Select all lines in the records that include "közéleti".

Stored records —
-------

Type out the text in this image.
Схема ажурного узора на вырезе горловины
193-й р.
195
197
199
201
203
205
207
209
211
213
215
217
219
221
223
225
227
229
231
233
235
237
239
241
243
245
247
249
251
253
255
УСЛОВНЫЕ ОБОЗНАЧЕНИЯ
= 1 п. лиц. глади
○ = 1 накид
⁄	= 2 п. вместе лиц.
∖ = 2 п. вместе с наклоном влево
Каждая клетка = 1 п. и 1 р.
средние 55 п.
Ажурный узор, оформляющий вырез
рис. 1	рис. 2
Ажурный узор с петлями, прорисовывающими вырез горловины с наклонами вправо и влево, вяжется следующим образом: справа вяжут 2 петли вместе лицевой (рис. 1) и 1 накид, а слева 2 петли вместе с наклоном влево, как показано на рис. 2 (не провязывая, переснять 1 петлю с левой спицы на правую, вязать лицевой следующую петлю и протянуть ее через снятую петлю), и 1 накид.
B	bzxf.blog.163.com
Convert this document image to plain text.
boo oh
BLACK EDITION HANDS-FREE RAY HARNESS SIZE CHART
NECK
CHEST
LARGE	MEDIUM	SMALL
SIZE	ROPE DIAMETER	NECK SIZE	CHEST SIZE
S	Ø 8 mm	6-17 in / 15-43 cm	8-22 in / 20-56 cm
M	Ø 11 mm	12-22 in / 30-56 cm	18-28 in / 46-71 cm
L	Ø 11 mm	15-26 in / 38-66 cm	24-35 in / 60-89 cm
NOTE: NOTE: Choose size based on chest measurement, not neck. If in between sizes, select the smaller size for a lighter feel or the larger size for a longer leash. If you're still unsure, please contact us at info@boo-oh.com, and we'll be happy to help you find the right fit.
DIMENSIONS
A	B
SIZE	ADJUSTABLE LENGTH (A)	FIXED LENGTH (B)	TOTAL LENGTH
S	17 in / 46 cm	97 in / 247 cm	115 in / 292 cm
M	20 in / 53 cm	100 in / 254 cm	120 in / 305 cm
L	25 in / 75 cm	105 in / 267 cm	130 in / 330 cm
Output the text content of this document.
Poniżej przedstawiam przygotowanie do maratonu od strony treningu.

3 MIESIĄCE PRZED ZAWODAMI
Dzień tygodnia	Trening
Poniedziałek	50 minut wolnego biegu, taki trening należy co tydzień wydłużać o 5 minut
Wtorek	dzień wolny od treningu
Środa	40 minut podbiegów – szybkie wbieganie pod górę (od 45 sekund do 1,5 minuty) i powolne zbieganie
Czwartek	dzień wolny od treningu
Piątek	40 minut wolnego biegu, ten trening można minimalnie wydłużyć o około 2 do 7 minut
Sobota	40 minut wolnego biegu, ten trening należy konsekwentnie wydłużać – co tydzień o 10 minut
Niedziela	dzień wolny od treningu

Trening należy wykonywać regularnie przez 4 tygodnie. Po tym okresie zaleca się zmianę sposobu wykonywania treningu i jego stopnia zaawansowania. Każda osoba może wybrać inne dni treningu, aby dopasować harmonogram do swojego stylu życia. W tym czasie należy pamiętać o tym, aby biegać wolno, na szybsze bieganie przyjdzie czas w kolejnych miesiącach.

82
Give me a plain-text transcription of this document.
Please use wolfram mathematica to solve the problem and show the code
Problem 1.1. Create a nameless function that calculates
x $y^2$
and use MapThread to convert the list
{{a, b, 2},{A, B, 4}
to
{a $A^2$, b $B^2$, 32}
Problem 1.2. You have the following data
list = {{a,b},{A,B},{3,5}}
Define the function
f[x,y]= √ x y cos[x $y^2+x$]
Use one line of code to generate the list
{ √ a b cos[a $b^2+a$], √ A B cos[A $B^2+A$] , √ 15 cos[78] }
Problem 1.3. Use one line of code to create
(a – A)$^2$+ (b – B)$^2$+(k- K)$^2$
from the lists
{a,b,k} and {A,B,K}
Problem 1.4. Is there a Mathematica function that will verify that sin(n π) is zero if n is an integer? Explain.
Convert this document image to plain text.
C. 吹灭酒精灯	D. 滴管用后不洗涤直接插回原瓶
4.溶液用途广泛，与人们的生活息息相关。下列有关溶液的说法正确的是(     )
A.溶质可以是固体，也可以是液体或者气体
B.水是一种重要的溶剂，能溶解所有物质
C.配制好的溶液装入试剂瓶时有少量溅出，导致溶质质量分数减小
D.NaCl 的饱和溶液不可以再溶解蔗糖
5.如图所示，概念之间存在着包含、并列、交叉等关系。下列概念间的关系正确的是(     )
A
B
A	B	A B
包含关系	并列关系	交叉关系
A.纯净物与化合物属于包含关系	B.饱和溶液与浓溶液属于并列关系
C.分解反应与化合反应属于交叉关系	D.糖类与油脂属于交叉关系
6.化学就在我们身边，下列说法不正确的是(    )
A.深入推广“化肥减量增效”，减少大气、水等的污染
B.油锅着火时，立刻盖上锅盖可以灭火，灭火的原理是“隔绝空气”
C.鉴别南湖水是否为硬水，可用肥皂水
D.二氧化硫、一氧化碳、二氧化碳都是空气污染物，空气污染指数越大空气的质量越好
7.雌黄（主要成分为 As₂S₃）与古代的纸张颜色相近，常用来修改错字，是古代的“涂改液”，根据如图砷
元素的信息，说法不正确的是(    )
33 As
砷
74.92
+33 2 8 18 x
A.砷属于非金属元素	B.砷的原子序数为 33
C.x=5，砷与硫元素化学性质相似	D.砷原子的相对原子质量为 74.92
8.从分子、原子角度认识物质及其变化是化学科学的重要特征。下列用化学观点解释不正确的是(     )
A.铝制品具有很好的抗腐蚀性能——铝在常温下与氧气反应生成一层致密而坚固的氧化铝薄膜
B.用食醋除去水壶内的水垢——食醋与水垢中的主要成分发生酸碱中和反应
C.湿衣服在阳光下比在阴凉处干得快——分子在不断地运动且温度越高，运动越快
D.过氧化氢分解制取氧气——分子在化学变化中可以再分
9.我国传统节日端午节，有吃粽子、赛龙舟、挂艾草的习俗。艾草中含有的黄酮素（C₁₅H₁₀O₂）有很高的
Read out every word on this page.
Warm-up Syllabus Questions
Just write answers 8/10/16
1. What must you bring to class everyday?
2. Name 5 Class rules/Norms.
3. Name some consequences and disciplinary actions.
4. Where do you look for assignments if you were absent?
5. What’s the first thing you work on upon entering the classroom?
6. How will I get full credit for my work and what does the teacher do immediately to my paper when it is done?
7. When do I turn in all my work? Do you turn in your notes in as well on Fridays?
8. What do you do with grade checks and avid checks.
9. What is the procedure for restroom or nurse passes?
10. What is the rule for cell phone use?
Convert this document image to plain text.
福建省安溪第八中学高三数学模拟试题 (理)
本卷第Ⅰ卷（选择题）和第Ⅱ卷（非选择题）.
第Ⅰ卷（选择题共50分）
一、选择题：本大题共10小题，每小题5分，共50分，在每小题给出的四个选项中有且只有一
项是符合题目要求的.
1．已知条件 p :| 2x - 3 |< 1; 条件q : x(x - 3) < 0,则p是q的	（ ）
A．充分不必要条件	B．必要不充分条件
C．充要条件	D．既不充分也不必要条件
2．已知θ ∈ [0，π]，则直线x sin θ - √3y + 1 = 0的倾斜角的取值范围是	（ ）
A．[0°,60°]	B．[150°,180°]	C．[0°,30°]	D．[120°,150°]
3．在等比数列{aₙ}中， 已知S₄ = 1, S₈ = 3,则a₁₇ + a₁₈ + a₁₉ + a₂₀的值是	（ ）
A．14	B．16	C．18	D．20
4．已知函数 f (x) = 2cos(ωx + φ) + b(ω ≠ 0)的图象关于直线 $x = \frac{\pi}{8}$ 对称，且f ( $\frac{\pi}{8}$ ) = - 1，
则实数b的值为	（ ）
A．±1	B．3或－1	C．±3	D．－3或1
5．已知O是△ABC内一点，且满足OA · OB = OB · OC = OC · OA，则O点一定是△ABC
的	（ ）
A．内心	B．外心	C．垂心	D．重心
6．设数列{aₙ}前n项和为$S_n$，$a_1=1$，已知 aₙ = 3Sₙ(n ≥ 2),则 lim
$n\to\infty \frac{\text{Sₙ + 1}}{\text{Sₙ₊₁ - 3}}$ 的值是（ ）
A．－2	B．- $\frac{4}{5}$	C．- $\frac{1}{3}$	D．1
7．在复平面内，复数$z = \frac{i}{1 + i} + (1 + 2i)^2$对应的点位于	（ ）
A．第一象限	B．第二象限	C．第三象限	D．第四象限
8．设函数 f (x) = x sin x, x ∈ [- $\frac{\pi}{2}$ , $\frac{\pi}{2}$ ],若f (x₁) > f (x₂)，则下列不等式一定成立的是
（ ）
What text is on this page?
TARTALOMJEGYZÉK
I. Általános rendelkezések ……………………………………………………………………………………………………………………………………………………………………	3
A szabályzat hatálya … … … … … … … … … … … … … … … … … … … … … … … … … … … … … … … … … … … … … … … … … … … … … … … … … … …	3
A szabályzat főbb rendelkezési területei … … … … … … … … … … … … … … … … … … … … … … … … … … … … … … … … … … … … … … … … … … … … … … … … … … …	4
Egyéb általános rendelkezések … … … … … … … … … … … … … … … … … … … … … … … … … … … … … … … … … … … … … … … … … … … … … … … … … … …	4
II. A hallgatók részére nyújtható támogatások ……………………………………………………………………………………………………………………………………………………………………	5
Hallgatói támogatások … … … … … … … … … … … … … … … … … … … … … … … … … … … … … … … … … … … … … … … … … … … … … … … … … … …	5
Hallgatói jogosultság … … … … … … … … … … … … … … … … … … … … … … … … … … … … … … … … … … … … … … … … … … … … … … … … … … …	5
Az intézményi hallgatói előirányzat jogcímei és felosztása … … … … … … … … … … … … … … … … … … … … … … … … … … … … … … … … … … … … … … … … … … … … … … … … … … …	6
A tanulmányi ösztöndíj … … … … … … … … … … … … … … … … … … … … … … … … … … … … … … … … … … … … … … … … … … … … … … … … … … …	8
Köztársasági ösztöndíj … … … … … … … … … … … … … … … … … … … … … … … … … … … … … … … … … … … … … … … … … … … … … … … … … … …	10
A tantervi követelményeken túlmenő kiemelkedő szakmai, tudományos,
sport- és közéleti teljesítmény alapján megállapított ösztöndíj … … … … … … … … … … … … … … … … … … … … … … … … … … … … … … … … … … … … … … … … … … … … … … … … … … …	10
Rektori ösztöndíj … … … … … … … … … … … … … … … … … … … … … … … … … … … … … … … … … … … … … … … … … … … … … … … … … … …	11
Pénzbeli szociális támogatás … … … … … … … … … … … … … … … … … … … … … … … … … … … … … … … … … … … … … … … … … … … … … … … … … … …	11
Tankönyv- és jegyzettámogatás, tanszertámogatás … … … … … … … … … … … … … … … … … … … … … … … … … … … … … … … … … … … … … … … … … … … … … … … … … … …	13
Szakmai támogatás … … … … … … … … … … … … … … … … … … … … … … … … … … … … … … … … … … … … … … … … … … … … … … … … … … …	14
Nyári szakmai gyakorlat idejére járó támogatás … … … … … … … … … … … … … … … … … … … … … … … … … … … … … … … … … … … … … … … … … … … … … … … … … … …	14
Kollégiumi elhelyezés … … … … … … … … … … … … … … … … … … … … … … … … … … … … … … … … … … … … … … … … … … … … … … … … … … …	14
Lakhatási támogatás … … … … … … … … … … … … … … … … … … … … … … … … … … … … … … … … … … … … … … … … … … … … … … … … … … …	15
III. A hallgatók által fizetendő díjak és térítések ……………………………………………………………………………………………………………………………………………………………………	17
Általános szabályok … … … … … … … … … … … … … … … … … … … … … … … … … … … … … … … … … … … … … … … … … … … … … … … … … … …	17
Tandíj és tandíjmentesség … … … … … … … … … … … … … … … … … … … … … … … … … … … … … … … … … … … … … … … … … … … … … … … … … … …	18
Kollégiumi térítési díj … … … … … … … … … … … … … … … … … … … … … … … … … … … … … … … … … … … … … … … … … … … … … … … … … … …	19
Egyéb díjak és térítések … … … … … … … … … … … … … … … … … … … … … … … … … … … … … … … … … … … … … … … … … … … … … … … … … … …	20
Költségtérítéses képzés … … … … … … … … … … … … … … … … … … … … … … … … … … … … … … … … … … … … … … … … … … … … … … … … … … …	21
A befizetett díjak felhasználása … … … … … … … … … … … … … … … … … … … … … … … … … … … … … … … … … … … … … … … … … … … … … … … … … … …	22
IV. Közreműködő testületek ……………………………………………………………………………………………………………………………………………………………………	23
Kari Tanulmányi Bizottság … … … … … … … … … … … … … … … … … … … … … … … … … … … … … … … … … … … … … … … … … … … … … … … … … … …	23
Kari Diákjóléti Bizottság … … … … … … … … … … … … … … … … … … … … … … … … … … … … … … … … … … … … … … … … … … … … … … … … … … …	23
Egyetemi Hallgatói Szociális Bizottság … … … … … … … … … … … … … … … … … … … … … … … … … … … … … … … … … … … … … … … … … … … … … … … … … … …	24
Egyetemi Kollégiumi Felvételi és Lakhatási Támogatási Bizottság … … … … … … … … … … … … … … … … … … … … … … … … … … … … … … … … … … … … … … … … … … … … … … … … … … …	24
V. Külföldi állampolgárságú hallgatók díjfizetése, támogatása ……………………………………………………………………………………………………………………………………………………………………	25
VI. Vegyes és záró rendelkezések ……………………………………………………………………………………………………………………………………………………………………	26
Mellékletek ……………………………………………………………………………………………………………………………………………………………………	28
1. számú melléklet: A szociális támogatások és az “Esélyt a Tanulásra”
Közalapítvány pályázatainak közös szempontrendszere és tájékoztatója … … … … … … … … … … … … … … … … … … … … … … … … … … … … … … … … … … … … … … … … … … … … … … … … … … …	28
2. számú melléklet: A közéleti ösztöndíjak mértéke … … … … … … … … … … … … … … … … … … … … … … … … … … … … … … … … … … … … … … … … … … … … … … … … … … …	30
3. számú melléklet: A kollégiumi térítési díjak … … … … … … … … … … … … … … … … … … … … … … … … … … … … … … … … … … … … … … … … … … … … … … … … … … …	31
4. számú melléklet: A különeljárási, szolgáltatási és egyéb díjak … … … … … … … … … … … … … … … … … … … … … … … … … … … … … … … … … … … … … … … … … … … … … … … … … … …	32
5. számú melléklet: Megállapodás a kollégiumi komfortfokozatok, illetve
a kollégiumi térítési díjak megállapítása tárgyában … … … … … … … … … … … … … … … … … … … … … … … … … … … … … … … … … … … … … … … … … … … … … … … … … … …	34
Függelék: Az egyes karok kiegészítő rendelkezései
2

-------

Solution to this task —
sport- és közéleti teljesítmény alapján megállapított ösztöndíj … … … … … … … … … … … … … … … … … … … … … … … … … … … … … … … … … … … … … … … … … … … … … … … … … … …	10
2. számú melléklet: A közéleti ösztöndíjak mértéke … … … … … … … … … … … … … … … … … … … … … … … … … … … … … … … … … … … … … … … … … … … … … … … … … … …	30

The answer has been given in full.